> [WHAT TO PRODUCE] Search the listing below for "name". Copy each matching line.

====== SUPPLIED ENTRIES

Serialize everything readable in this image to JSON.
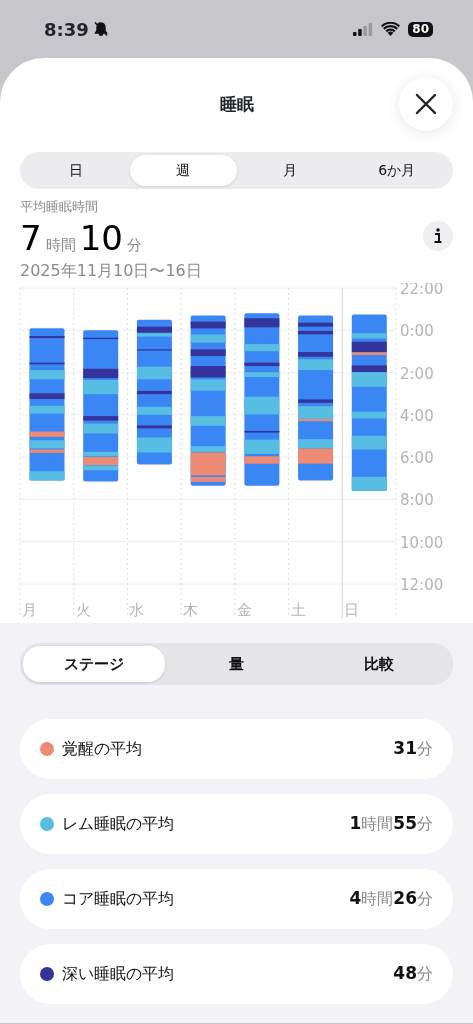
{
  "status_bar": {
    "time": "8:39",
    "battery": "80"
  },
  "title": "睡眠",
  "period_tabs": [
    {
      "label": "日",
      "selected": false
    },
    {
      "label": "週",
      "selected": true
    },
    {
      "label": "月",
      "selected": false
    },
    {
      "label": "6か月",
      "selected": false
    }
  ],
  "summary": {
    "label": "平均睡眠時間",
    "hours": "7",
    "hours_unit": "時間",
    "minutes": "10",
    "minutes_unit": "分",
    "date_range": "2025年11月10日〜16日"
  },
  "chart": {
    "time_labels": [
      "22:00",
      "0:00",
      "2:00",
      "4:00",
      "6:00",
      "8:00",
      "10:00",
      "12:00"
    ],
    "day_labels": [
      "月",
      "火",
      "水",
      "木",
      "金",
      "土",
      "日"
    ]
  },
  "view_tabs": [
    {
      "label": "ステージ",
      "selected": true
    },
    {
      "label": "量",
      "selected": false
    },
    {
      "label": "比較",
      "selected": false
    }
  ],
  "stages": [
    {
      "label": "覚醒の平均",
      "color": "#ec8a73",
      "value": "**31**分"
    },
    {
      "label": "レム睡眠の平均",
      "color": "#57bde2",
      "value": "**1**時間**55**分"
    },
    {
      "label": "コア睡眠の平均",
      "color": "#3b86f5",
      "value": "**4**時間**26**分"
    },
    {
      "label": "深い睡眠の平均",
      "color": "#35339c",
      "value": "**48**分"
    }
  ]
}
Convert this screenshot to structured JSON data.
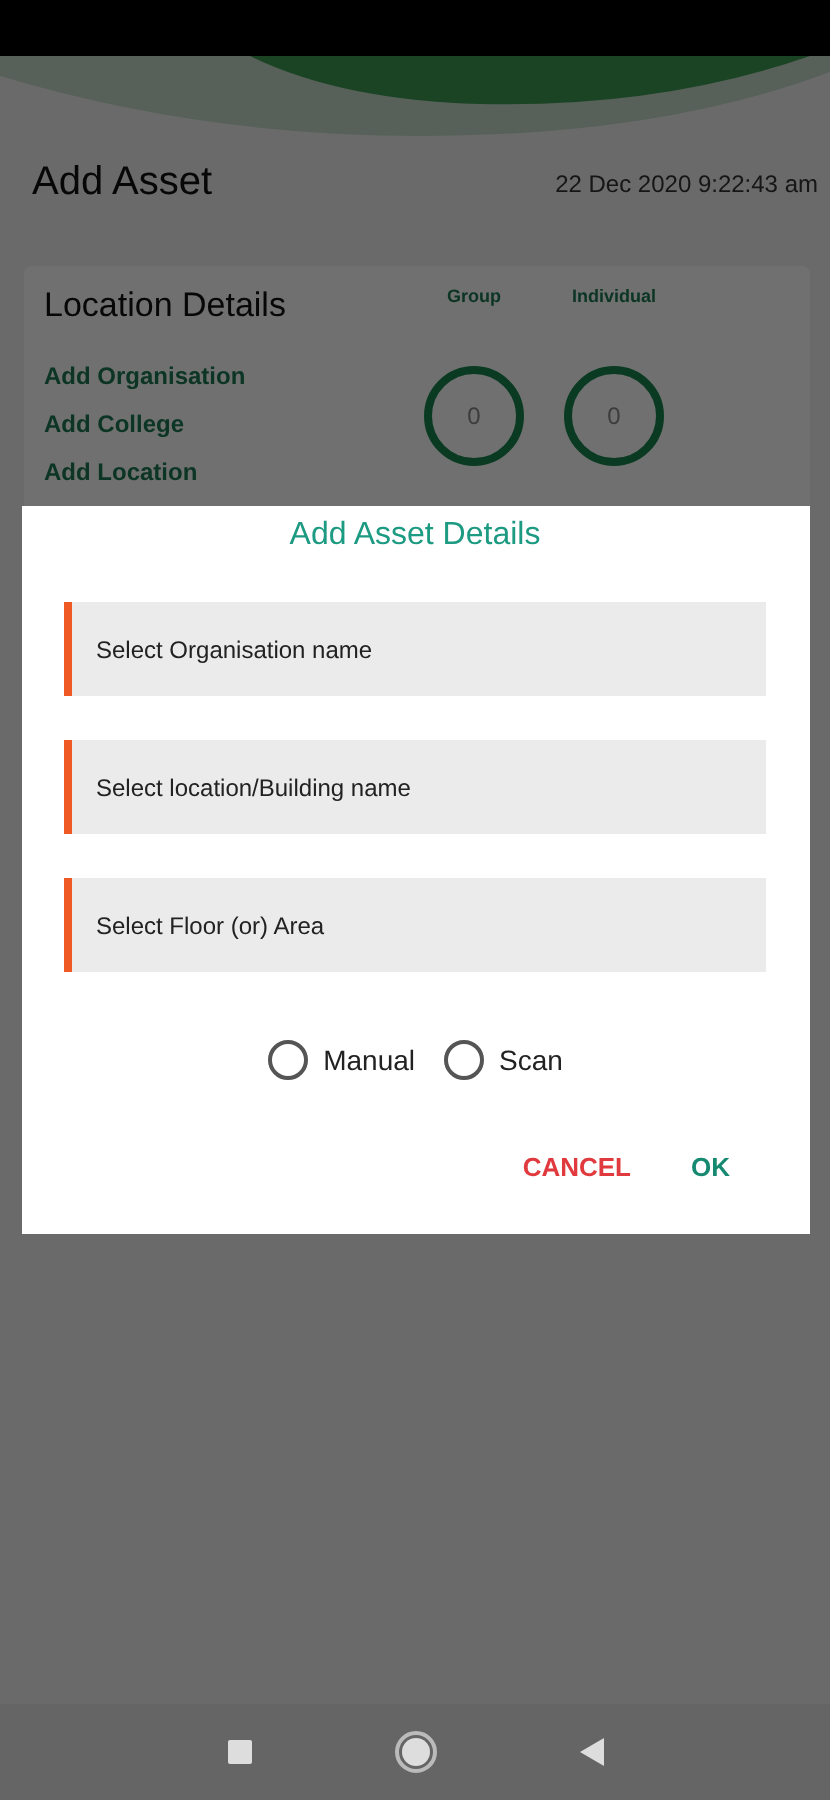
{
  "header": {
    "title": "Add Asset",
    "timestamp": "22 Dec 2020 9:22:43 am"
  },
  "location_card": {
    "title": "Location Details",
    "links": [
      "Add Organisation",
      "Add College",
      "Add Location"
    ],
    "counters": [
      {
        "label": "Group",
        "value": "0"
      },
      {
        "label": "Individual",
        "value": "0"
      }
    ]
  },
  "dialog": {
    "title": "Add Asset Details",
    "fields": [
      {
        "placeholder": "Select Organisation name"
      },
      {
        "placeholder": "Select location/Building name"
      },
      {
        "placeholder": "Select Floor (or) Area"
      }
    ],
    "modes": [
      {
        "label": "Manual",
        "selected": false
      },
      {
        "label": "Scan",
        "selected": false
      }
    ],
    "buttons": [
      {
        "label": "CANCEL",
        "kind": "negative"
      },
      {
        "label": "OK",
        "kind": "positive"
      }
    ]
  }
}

============
====== SUPPLIED ENTRIES

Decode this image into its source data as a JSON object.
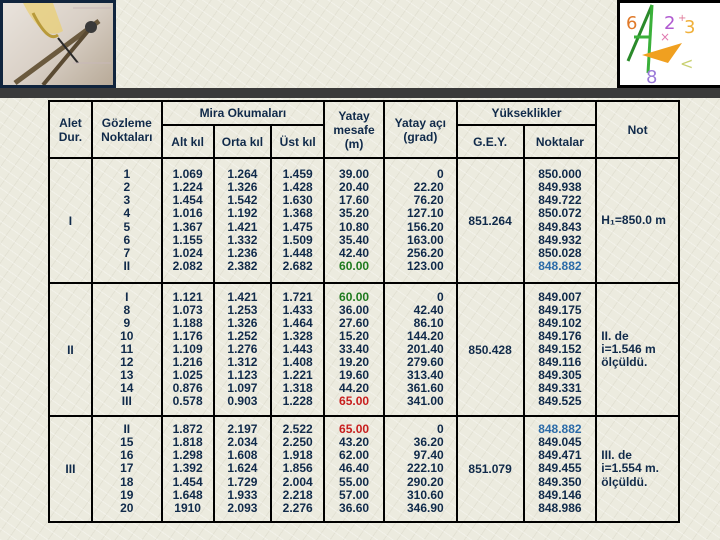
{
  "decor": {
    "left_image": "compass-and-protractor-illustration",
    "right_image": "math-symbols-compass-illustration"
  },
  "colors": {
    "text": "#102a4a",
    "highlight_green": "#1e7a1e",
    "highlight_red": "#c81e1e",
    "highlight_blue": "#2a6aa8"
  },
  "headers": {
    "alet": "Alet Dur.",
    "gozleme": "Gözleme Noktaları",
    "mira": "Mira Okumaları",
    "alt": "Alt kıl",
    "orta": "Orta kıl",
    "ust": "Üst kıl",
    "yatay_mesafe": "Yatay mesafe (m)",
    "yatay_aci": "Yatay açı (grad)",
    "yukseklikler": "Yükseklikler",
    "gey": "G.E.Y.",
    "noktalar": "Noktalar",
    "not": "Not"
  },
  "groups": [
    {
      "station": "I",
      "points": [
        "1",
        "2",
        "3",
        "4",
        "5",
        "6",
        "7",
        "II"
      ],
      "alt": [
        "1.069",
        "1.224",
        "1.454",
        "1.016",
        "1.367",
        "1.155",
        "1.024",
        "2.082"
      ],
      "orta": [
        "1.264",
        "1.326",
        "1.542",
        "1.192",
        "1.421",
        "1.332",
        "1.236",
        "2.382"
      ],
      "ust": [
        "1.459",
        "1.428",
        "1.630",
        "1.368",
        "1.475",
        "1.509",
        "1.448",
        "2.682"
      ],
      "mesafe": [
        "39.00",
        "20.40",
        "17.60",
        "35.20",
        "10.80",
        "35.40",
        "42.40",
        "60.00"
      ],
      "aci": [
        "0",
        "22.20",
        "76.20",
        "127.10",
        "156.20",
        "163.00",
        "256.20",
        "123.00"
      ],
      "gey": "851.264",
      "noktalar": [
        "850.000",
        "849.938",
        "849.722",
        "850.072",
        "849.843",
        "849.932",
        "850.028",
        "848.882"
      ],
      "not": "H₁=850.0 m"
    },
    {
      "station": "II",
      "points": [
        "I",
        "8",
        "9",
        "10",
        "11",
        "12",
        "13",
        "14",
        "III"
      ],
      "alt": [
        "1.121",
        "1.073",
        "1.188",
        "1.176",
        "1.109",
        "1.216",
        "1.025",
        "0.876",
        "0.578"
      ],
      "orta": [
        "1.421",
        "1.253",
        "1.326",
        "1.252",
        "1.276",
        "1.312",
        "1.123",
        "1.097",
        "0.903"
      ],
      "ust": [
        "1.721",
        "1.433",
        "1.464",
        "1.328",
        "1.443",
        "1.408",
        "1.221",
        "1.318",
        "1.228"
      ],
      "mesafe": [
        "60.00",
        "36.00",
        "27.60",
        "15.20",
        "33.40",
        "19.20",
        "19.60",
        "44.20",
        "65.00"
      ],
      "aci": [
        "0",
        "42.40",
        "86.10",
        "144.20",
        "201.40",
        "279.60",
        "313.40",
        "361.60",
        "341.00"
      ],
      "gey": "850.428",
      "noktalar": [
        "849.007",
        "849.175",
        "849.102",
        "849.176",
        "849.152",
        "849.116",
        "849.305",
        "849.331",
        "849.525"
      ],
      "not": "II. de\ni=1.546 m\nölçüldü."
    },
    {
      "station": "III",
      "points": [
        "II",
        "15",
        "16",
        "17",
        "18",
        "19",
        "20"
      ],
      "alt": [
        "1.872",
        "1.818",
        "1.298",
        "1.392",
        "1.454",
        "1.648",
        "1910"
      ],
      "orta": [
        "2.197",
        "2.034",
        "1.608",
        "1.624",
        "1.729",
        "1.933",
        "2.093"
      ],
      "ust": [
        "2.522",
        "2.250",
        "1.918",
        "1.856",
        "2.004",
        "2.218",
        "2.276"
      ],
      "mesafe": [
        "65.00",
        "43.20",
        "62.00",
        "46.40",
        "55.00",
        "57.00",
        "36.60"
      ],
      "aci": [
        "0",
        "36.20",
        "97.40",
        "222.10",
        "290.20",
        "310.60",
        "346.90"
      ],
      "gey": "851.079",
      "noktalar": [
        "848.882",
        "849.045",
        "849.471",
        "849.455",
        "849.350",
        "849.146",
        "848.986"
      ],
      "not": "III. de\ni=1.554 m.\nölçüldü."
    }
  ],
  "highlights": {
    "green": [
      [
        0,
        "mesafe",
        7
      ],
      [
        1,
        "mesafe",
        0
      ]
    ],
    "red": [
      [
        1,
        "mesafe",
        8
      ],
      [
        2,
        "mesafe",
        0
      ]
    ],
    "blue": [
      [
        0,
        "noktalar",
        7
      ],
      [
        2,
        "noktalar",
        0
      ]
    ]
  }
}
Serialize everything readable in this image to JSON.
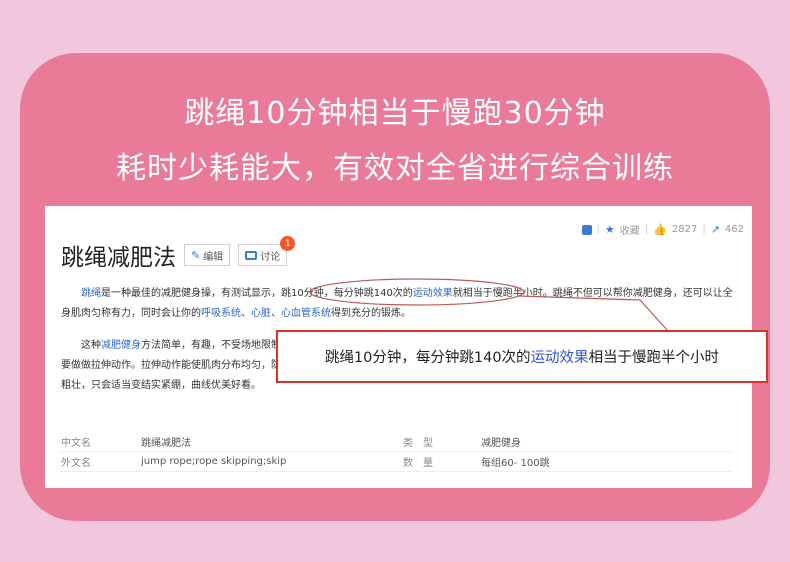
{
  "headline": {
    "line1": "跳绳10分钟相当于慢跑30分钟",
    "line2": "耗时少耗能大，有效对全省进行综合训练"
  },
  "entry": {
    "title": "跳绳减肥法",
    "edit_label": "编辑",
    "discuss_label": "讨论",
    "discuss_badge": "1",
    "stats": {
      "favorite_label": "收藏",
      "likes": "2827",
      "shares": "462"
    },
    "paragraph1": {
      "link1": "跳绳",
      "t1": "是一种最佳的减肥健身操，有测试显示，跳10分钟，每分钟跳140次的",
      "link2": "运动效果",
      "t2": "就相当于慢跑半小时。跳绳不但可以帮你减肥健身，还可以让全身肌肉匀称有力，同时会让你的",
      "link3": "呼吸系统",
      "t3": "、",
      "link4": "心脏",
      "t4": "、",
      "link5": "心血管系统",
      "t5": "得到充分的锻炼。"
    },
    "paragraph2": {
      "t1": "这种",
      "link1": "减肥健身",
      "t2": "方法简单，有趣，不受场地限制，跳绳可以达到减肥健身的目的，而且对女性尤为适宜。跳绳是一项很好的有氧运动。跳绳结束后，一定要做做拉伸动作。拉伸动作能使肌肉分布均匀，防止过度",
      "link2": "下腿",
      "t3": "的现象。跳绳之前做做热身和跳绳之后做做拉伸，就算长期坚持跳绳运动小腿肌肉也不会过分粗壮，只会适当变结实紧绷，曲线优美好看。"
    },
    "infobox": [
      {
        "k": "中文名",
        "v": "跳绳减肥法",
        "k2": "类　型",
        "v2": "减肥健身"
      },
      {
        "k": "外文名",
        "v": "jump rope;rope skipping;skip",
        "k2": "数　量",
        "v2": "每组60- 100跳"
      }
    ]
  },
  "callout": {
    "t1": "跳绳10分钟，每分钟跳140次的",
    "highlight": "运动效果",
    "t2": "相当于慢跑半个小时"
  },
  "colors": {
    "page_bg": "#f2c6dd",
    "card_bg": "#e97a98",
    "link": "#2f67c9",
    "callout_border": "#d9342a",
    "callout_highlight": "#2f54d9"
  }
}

============

> [FINISHED EXERCISE]
        "placeholder": "Select Organisation name"
        "placeholder": "Select location/Building name"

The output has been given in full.